Provided information =
______

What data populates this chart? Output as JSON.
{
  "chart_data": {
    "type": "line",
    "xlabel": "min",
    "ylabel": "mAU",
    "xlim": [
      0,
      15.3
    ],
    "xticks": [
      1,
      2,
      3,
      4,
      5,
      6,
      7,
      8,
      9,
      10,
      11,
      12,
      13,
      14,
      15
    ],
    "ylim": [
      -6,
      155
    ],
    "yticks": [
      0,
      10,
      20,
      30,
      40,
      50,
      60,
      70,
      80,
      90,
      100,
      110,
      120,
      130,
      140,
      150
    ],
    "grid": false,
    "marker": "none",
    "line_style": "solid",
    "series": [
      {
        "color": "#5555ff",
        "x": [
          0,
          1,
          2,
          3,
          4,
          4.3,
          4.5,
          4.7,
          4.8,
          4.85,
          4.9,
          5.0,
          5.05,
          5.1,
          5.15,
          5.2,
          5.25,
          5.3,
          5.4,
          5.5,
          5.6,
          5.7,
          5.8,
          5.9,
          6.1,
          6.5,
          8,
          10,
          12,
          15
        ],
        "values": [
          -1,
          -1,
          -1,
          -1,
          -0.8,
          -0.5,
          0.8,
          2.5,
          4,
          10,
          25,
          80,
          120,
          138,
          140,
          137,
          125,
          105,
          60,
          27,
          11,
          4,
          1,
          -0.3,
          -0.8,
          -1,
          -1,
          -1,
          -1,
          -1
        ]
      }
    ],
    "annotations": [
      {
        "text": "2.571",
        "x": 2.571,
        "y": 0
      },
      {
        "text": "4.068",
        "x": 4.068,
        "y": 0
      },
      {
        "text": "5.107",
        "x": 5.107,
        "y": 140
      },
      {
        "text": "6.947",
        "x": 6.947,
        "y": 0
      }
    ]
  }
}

______

Given exercise = Extract each line from the listing that holds the word "text".

Written solution =
        "text": "2.571",
        "text": "4.068",
        "text": "5.107",
        "text": "6.947",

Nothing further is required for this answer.